**Raw records**:
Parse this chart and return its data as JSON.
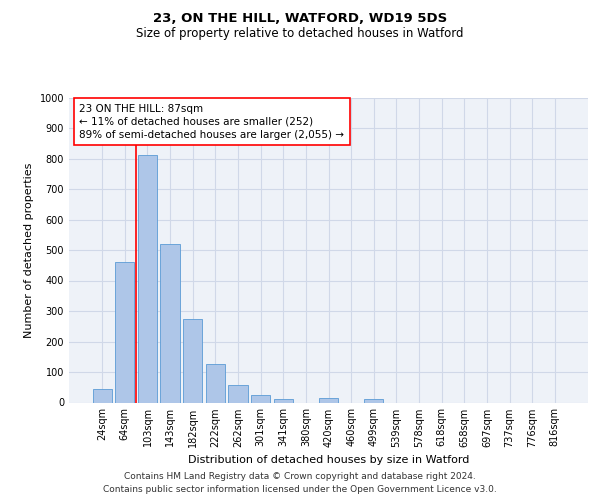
{
  "title_line1": "23, ON THE HILL, WATFORD, WD19 5DS",
  "title_line2": "Size of property relative to detached houses in Watford",
  "xlabel": "Distribution of detached houses by size in Watford",
  "ylabel": "Number of detached properties",
  "footer_line1": "Contains HM Land Registry data © Crown copyright and database right 2024.",
  "footer_line2": "Contains public sector information licensed under the Open Government Licence v3.0.",
  "categories": [
    "24sqm",
    "64sqm",
    "103sqm",
    "143sqm",
    "182sqm",
    "222sqm",
    "262sqm",
    "301sqm",
    "341sqm",
    "380sqm",
    "420sqm",
    "460sqm",
    "499sqm",
    "539sqm",
    "578sqm",
    "618sqm",
    "658sqm",
    "697sqm",
    "737sqm",
    "776sqm",
    "816sqm"
  ],
  "values": [
    45,
    460,
    810,
    520,
    275,
    125,
    58,
    25,
    12,
    0,
    14,
    0,
    10,
    0,
    0,
    0,
    0,
    0,
    0,
    0,
    0
  ],
  "bar_color": "#aec6e8",
  "bar_edge_color": "#5b9bd5",
  "grid_color": "#d0d8e8",
  "background_color": "#eef2f8",
  "annotation_line1": "23 ON THE HILL: 87sqm",
  "annotation_line2": "← 11% of detached houses are smaller (252)",
  "annotation_line3": "89% of semi-detached houses are larger (2,055) →",
  "redline_x": 1.5,
  "ylim": [
    0,
    1000
  ],
  "yticks": [
    0,
    100,
    200,
    300,
    400,
    500,
    600,
    700,
    800,
    900,
    1000
  ],
  "title1_fontsize": 9.5,
  "title2_fontsize": 8.5,
  "xlabel_fontsize": 8,
  "ylabel_fontsize": 8,
  "tick_fontsize": 7,
  "annotation_fontsize": 7.5,
  "footer_fontsize": 6.5
}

**REQUIRED TASK**:
Print every record above exactly as written, leaving out the pictures.

**COMPLETED TASK**:
Parse this chart and return its data as JSON.
{
  "title_line1": "23, ON THE HILL, WATFORD, WD19 5DS",
  "title_line2": "Size of property relative to detached houses in Watford",
  "xlabel": "Distribution of detached houses by size in Watford",
  "ylabel": "Number of detached properties",
  "footer_line1": "Contains HM Land Registry data © Crown copyright and database right 2024.",
  "footer_line2": "Contains public sector information licensed under the Open Government Licence v3.0.",
  "categories": [
    "24sqm",
    "64sqm",
    "103sqm",
    "143sqm",
    "182sqm",
    "222sqm",
    "262sqm",
    "301sqm",
    "341sqm",
    "380sqm",
    "420sqm",
    "460sqm",
    "499sqm",
    "539sqm",
    "578sqm",
    "618sqm",
    "658sqm",
    "697sqm",
    "737sqm",
    "776sqm",
    "816sqm"
  ],
  "values": [
    45,
    460,
    810,
    520,
    275,
    125,
    58,
    25,
    12,
    0,
    14,
    0,
    10,
    0,
    0,
    0,
    0,
    0,
    0,
    0,
    0
  ],
  "bar_color": "#aec6e8",
  "bar_edge_color": "#5b9bd5",
  "grid_color": "#d0d8e8",
  "background_color": "#eef2f8",
  "annotation_line1": "23 ON THE HILL: 87sqm",
  "annotation_line2": "← 11% of detached houses are smaller (252)",
  "annotation_line3": "89% of semi-detached houses are larger (2,055) →",
  "redline_x": 1.5,
  "ylim": [
    0,
    1000
  ],
  "yticks": [
    0,
    100,
    200,
    300,
    400,
    500,
    600,
    700,
    800,
    900,
    1000
  ],
  "title1_fontsize": 9.5,
  "title2_fontsize": 8.5,
  "xlabel_fontsize": 8,
  "ylabel_fontsize": 8,
  "tick_fontsize": 7,
  "annotation_fontsize": 7.5,
  "footer_fontsize": 6.5
}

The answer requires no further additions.